REQUIRED TASKS:
A) Can you rewrite the paragraph of the puzzle walkthrough that begins "Going back to that brown box" as a short bulleted list that keeps its main facts?
B) Can you express the lines of the records that start at the one containing "x-tick-label: >4% (88, 304, 112, 315)" and end at the one containing "data-label: 27 (470, 284, 484, 295)" as a Markdown table with the columns Row and Line?

DOCUMENT EXTRACT:

--- Begin ---

If the string of four is $$6,7,8,9$$, then $$4$$ must be in the bottom left (can't be next to $$8$$), but then one of $$3,5$$ must be next to it. Contradiction, so it's $$5,6,7,8$$.

Now consider the bottom right blue box, which contains a double-pair.

That double-pair can't be $$\{3,6\}$$ or $$\{4,8\}$$ or $$\{1,2\}$$ because there's a $$6$$ and an $$8$$ and one of $$1,2$$ in the same column. So it must be $$\{2,4\}$$. Neither $$1$$ nor $$5$$ can be above that, so it must be $$3$$; neither $$3$$ nor $$5$$ can be on the right, so we can fill in $$1,2,3,4$$ in this box and $$9$$ in the brown box above.
Going back to that brown box, we only have $$1,3,4$$ left to fill in on the left-hand side, so $$4$$ must be at the bottom, $$1$$ in the middle, and $$3$$ at the top giving a string $$5,4,3$$ and another $$3$$ below the $$4$$.

--- End ---

Annotated region listings:
--- Begin ---

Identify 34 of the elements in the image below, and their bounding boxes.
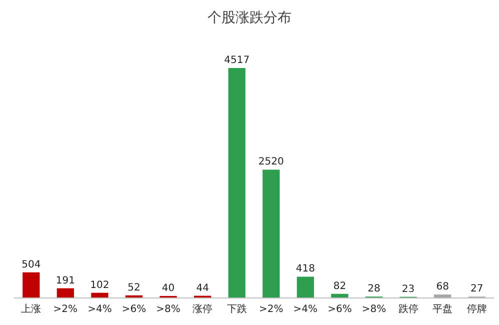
x-tick-label: >4% (88, 304, 112, 315)
chart-title: 个股涨跌分布 (208, 10, 292, 26)
x-tick-label: 上涨 (21, 303, 42, 315)
data-label: 40 (162, 282, 175, 294)
x-tick-label: 下跌 (226, 303, 247, 315)
x-tick-label: >2% (259, 304, 284, 315)
bar (56, 288, 74, 298)
data-label: 68 (436, 282, 449, 293)
x-tick-label: >8% (156, 304, 180, 315)
data-label: 27 (470, 284, 484, 295)
x-tick-label: >4% (293, 304, 318, 315)
x-tick-label: >8% (362, 304, 386, 315)
bar (228, 68, 246, 298)
data-label: 418 (296, 264, 315, 275)
data-label: 28 (368, 284, 380, 295)
x-tick-label: 平盘 (432, 303, 453, 315)
bar (296, 276, 314, 298)
x-tick-label: >6% (122, 304, 146, 315)
data-label: 4517 (224, 55, 250, 66)
data-label: 23 (402, 284, 415, 295)
bar (22, 272, 40, 298)
data-label: 191 (56, 275, 75, 286)
data-label: 82 (333, 280, 346, 292)
data-label: 504 (22, 259, 41, 270)
data-label: 2520 (258, 156, 284, 168)
x-tick-label: 涨停 (192, 303, 213, 315)
x-tick-label: 停牌 (466, 303, 487, 315)
x-tick-label: >6% (328, 304, 352, 315)
data-label: 102 (90, 280, 110, 291)
x-tick-label: 跌停 (398, 303, 418, 315)
bar (262, 170, 280, 298)
data-label: 44 (196, 282, 209, 294)
x-tick-label: >2% (53, 304, 78, 315)
data-label: 52 (128, 282, 140, 294)
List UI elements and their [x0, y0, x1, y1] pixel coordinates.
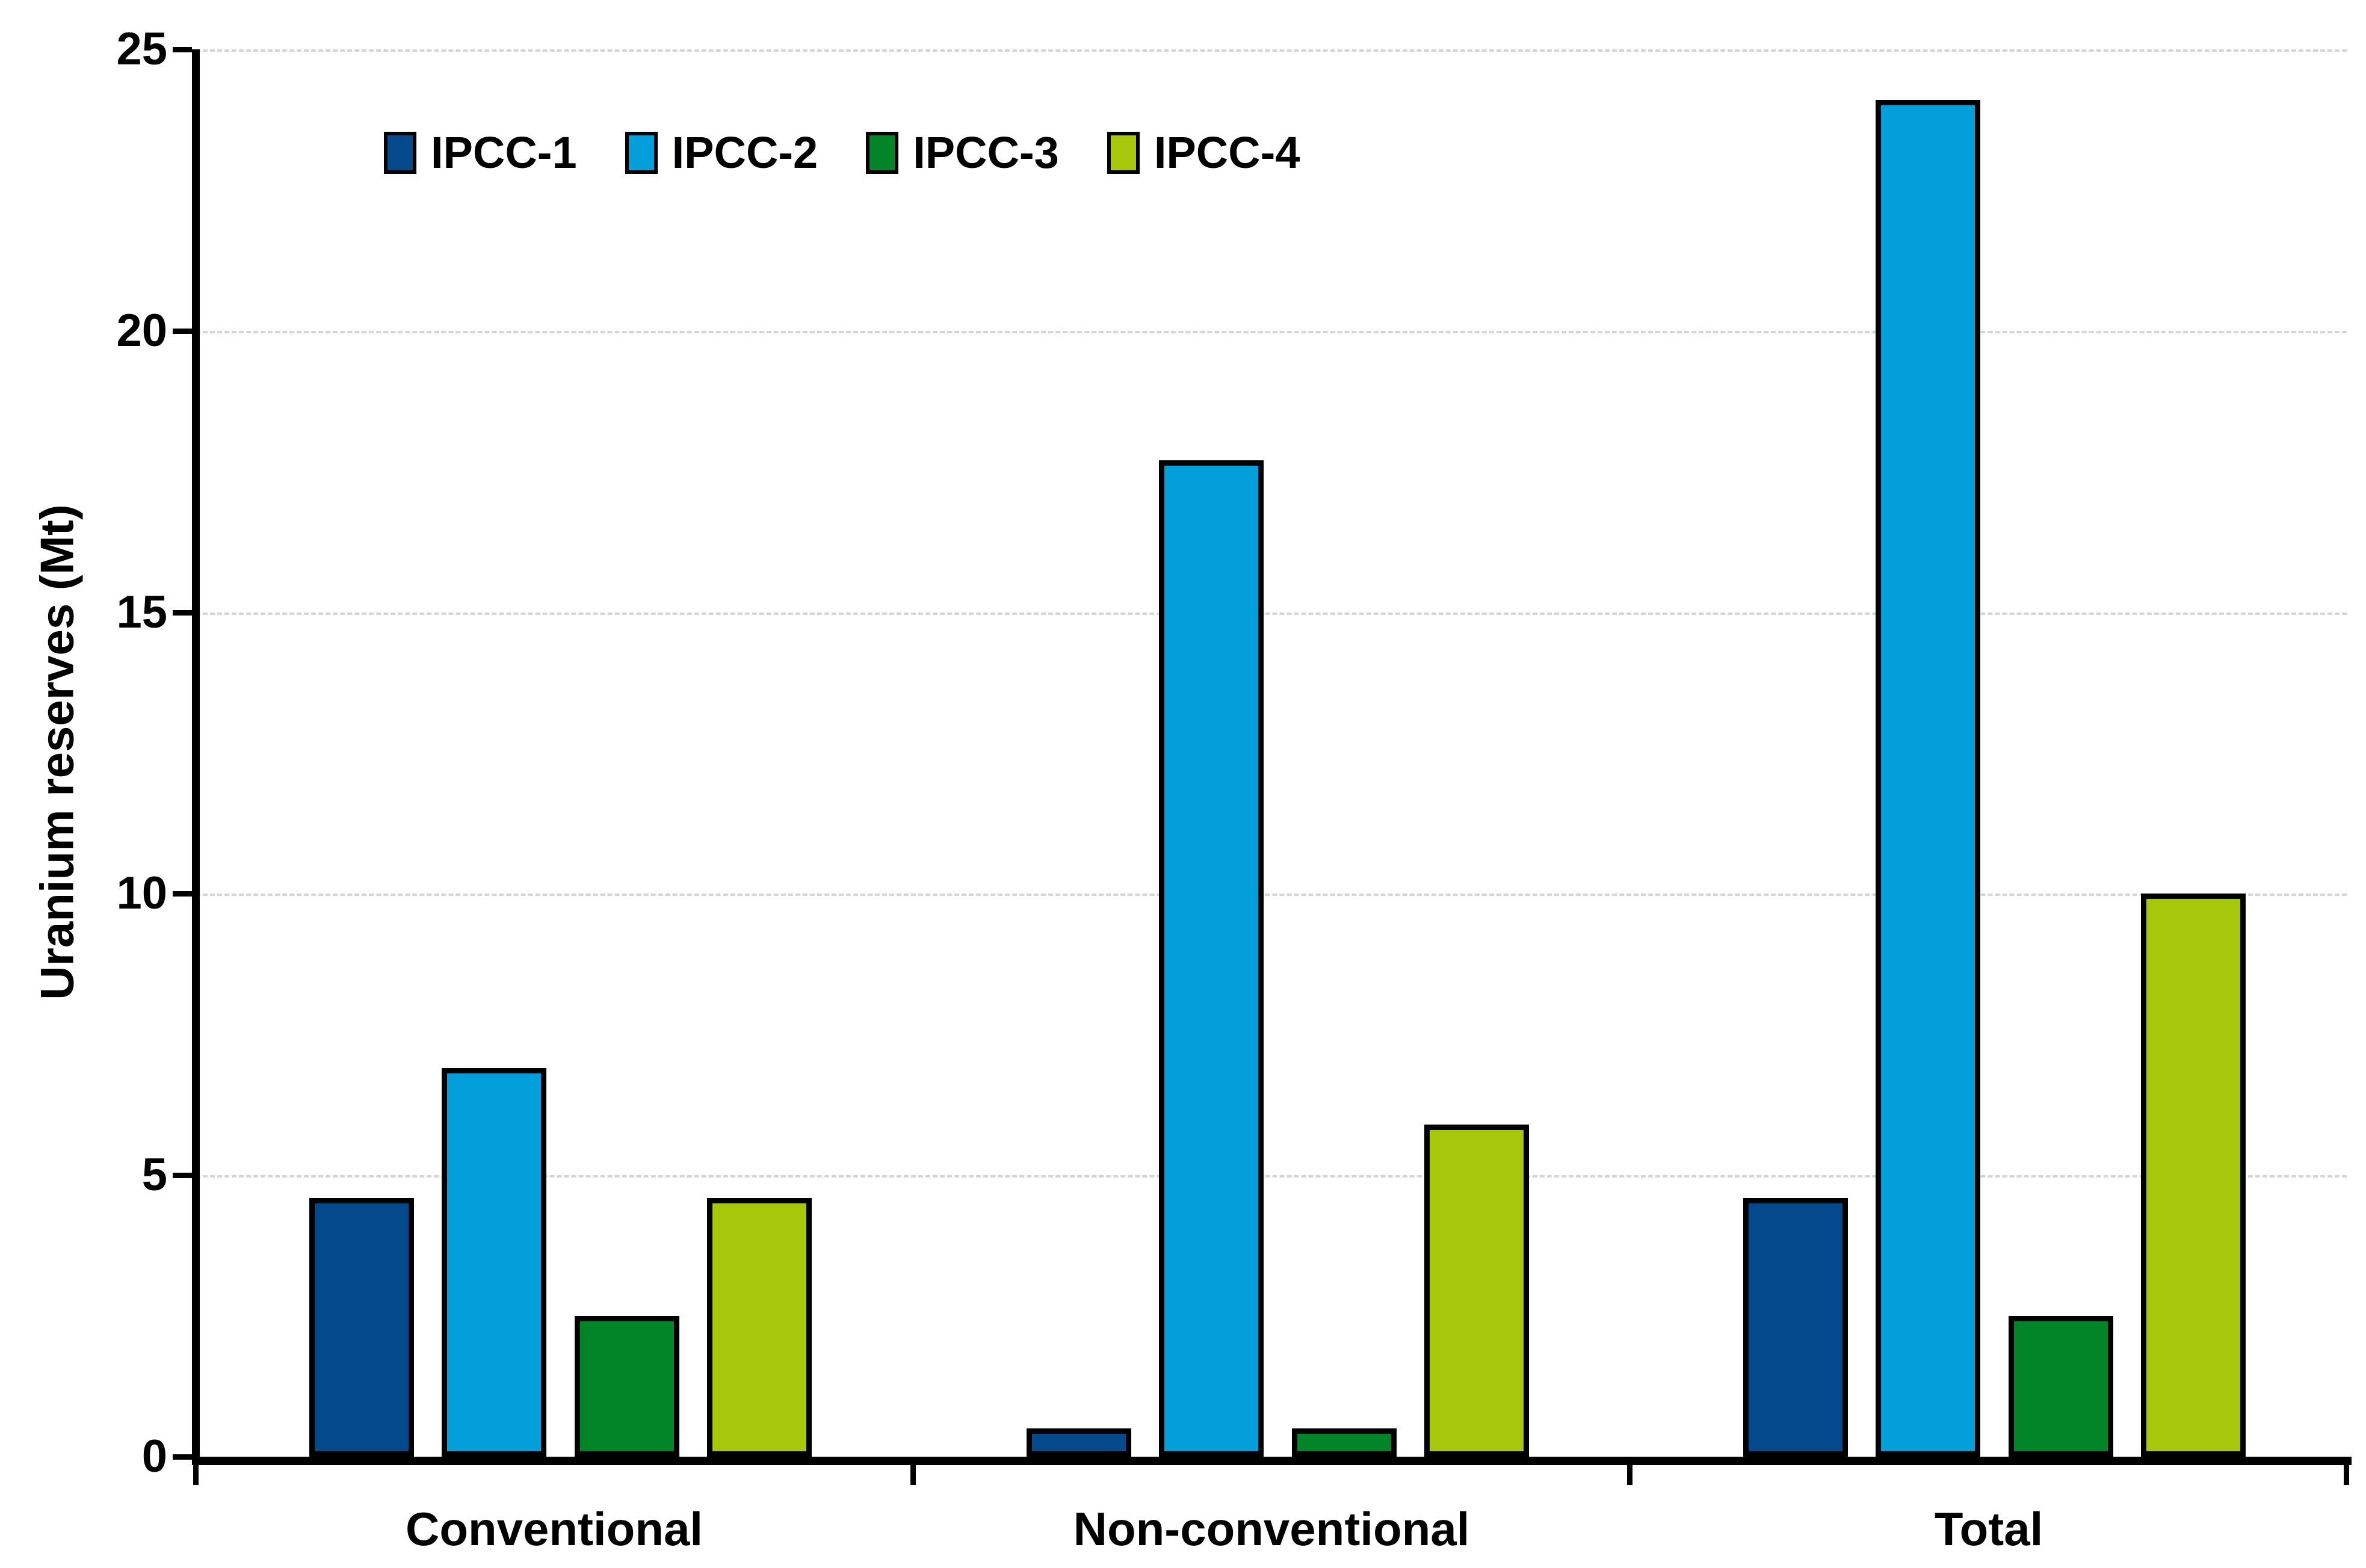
- legend-label-ipcc-3: IPCC-3: [913, 128, 1059, 177]
- y-tick-10: [173, 891, 192, 897]
- category-label-non-conventional: Non-conventional: [1073, 1502, 1470, 1555]
- bar-non-conventional-ipcc-3: [1292, 1428, 1397, 1457]
- bar-total-ipcc-4: [2141, 894, 2246, 1457]
- bar-conventional-ipcc-2: [442, 1068, 546, 1457]
- legend-swatch-ipcc-4: [1107, 132, 1140, 174]
- bar-total-ipcc-3: [2009, 1316, 2113, 1457]
- legend-item-ipcc-3: IPCC-3: [866, 128, 1059, 178]
- bar-non-conventional-ipcc-1: [1027, 1428, 1131, 1457]
- bar-total-ipcc-1: [1743, 1198, 1848, 1457]
- bar-non-conventional-ipcc-2: [1159, 460, 1264, 1457]
- y-tick-label-5: 5: [141, 1149, 167, 1200]
- legend-label-ipcc-4: IPCC-4: [1154, 128, 1300, 177]
- x-axis-line: [192, 1457, 2352, 1465]
- y-tick-20: [173, 329, 192, 334]
- legend-label-ipcc-2: IPCC-2: [672, 128, 818, 177]
- bar-non-conventional-ipcc-4: [1424, 1125, 1529, 1457]
- category-label-conventional: Conventional: [405, 1502, 703, 1555]
- bar-group-non-conventional: [913, 49, 1630, 1457]
- gridline-5: [196, 1175, 2347, 1178]
- legend-swatch-ipcc-1: [384, 132, 416, 174]
- legend-swatch-ipcc-2: [625, 132, 658, 174]
- y-tick-label-15: 15: [116, 587, 167, 638]
- bar-group-conventional: [196, 49, 913, 1457]
- y-tick-0: [173, 1454, 192, 1460]
- y-tick-label-25: 25: [116, 23, 167, 75]
- x-tick-right-edge: [2344, 1465, 2349, 1485]
- y-axis-line: [192, 49, 200, 1465]
- x-tick-boundary-1: [910, 1465, 916, 1485]
- x-tick-left-edge: [193, 1465, 199, 1485]
- y-tick-label-20: 20: [116, 305, 167, 356]
- plot-area: [196, 49, 2347, 1457]
- bar-conventional-ipcc-3: [575, 1316, 679, 1457]
- gridline-15: [196, 613, 2347, 615]
- y-tick-25: [173, 47, 192, 52]
- category-label-total: Total: [1934, 1502, 2043, 1555]
- legend-item-ipcc-1: IPCC-1: [384, 128, 577, 178]
- y-tick-label-0: 0: [141, 1431, 167, 1482]
- y-tick-5: [173, 1173, 192, 1178]
- bar-group-total: [1629, 49, 2347, 1457]
- y-tick-label-10: 10: [116, 868, 167, 919]
- gridline-20: [196, 331, 2347, 333]
- y-axis-title: Uranium reserves (Mt): [30, 504, 84, 1000]
- bar-conventional-ipcc-4: [707, 1198, 812, 1457]
- gridline-25: [196, 49, 2347, 52]
- gridline-10: [196, 894, 2347, 896]
- y-tick-15: [173, 610, 192, 616]
- bar-total-ipcc-2: [1876, 100, 1980, 1457]
- legend-label-ipcc-1: IPCC-1: [431, 128, 577, 177]
- legend-item-ipcc-2: IPCC-2: [625, 128, 818, 178]
- legend-item-ipcc-4: IPCC-4: [1107, 128, 1300, 178]
- legend: IPCC-1 IPCC-2 IPCC-3 IPCC-4: [384, 128, 1300, 178]
- bar-conventional-ipcc-1: [309, 1198, 414, 1457]
- legend-swatch-ipcc-3: [866, 132, 899, 174]
- x-tick-boundary-2: [1627, 1465, 1632, 1485]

--- End ---

RESPONSES:
A)
- Only 1, 3 and 4 remain to be filled in on the left-hand side of the brown box.
- 4 goes at the bottom, 1 in the middle, and 3 at the top.
- This gives a string 5, 4, 3, with another 3 below the 4.

B)
| Row | Line |
|---|---|
| 1 | x-tick-label: >4% (88, 304, 112, 315) |
| 2 | chart-title: 个股涨跌分布 (208, 10, 292, 26) |
| 3 | x-tick-label: 上涨 (21, 303, 42, 315) |
| 4 | data-label: 40 (162, 282, 175, 294) |
| 5 | x-tick-label: 下跌 (226, 303, 247, 315) |
| 6 | x-tick-label: >2% (259, 304, 284, 315) |
| 7 | bar (56, 288, 74, 298) |
| 8 | data-label: 68 (436, 282, 449, 293) |
| 9 | x-tick-label: >8% (156, 304, 180, 315) |
| 10 | data-label: 27 (470, 284, 484, 295) |